══ Records shown

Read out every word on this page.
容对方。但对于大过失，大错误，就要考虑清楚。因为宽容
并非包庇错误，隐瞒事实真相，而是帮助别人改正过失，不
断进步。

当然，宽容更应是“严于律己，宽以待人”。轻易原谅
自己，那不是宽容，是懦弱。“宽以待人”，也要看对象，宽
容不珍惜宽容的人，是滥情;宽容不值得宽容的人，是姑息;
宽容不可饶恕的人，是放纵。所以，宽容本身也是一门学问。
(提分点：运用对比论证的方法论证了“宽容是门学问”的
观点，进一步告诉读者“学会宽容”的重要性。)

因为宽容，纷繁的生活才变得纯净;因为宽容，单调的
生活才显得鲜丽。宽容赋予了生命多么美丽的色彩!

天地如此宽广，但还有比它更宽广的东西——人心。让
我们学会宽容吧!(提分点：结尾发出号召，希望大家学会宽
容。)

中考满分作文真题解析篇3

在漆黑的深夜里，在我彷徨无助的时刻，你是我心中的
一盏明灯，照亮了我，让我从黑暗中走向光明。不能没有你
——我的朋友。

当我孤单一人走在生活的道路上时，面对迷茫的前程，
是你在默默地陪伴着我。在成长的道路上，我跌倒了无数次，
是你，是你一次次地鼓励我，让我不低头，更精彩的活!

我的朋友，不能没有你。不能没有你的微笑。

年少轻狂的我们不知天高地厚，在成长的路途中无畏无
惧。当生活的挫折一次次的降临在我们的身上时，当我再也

════

* _Given task_:
Write out all the lines again, exactly as they are.

* _The answer_:
Read out every word on this page.
容对方。但对于大过失，大错误，就要考虑清楚。因为宽容
并非包庇错误，隐瞒事实真相，而是帮助别人改正过失，不
断进步。

当然，宽容更应是“严于律己，宽以待人”。轻易原谅
自己，那不是宽容，是懦弱。“宽以待人”，也要看对象，宽
容不珍惜宽容的人，是滥情;宽容不值得宽容的人，是姑息;
宽容不可饶恕的人，是放纵。所以，宽容本身也是一门学问。
(提分点：运用对比论证的方法论证了“宽容是门学问”的
观点，进一步告诉读者“学会宽容”的重要性。)

因为宽容，纷繁的生活才变得纯净;因为宽容，单调的
生活才显得鲜丽。宽容赋予了生命多么美丽的色彩!

天地如此宽广，但还有比它更宽广的东西——人心。让
我们学会宽容吧!(提分点：结尾发出号召，希望大家学会宽
容。)

中考满分作文真题解析篇3

在漆黑的深夜里，在我彷徨无助的时刻，你是我心中的
一盏明灯，照亮了我，让我从黑暗中走向光明。不能没有你
——我的朋友。

当我孤单一人走在生活的道路上时，面对迷茫的前程，
是你在默默地陪伴着我。在成长的道路上，我跌倒了无数次，
是你，是你一次次地鼓励我，让我不低头，更精彩的活!

我的朋友，不能没有你。不能没有你的微笑。

年少轻狂的我们不知天高地厚，在成长的路途中无畏无
惧。当生活的挫折一次次的降临在我们的身上时，当我再也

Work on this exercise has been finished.